Can you print every record below exactly as written?

☆ ☆ ☆ ☆

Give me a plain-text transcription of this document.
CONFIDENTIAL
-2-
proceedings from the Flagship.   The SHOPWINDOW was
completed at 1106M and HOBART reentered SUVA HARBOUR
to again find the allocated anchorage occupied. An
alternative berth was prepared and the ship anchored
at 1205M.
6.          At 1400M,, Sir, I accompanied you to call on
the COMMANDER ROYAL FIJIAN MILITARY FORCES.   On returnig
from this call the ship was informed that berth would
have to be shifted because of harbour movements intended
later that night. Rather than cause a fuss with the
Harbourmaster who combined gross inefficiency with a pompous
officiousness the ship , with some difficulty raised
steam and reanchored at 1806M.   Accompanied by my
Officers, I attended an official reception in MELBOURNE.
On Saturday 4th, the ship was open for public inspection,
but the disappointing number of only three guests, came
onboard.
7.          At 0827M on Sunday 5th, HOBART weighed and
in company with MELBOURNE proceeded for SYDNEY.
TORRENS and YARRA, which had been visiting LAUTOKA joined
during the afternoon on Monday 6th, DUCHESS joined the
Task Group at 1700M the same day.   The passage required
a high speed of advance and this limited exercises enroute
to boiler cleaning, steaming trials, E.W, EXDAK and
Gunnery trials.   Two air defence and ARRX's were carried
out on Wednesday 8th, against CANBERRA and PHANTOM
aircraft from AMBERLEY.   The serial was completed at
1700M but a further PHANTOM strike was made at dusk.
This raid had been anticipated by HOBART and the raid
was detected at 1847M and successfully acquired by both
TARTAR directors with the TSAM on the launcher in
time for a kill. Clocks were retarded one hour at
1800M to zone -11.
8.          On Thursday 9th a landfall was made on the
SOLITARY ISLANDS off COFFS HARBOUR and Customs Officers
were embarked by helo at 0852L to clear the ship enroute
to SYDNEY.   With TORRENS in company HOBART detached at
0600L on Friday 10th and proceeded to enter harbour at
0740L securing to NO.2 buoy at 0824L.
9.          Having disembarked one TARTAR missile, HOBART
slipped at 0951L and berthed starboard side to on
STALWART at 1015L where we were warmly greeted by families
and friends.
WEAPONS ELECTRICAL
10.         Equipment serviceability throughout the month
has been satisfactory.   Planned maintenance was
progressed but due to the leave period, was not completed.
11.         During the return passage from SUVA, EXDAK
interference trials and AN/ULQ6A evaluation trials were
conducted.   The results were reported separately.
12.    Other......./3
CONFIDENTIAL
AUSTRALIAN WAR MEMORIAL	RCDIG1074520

☆ ☆ ☆ ☆

_Expected output_.
Give me a plain-text transcription of this document.
CONFIDENTIAL
-2-
proceedings from the Flagship.   The SHOPWINDOW was
completed at 1106M and HOBART reentered SUVA HARBOUR
to again find the allocated anchorage occupied. An
alternative berth was prepared and the ship anchored
at 1205M.
6.          At 1400M,, Sir, I accompanied you to call on
the COMMANDER ROYAL FIJIAN MILITARY FORCES.   On returnig
from this call the ship was informed that berth would
have to be shifted because of harbour movements intended
later that night. Rather than cause a fuss with the
Harbourmaster who combined gross inefficiency with a pompous
officiousness the ship , with some difficulty raised
steam and reanchored at 1806M.   Accompanied by my
Officers, I attended an official reception in MELBOURNE.
On Saturday 4th, the ship was open for public inspection,
but the disappointing number of only three guests, came
onboard.
7.          At 0827M on Sunday 5th, HOBART weighed and
in company with MELBOURNE proceeded for SYDNEY.
TORRENS and YARRA, which had been visiting LAUTOKA joined
during the afternoon on Monday 6th, DUCHESS joined the
Task Group at 1700M the same day.   The passage required
a high speed of advance and this limited exercises enroute
to boiler cleaning, steaming trials, E.W, EXDAK and
Gunnery trials.   Two air defence and ARRX's were carried
out on Wednesday 8th, against CANBERRA and PHANTOM
aircraft from AMBERLEY.   The serial was completed at
1700M but a further PHANTOM strike was made at dusk.
This raid had been anticipated by HOBART and the raid
was detected at 1847M and successfully acquired by both
TARTAR directors with the TSAM on the launcher in
time for a kill. Clocks were retarded one hour at
1800M to zone -11.
8.          On Thursday 9th a landfall was made on the
SOLITARY ISLANDS off COFFS HARBOUR and Customs Officers
were embarked by helo at 0852L to clear the ship enroute
to SYDNEY.   With TORRENS in company HOBART detached at
0600L on Friday 10th and proceeded to enter harbour at
0740L securing to NO.2 buoy at 0824L.
9.          Having disembarked one TARTAR missile, HOBART
slipped at 0951L and berthed starboard side to on
STALWART at 1015L where we were warmly greeted by families
and friends.
WEAPONS ELECTRICAL
10.         Equipment serviceability throughout the month
has been satisfactory.   Planned maintenance was
progressed but due to the leave period, was not completed.
11.         During the return passage from SUVA, EXDAK
interference trials and AN/ULQ6A evaluation trials were
conducted.   The results were reported separately.
12.    Other......./3
CONFIDENTIAL
AUSTRALIAN WAR MEMORIAL	RCDIG1074520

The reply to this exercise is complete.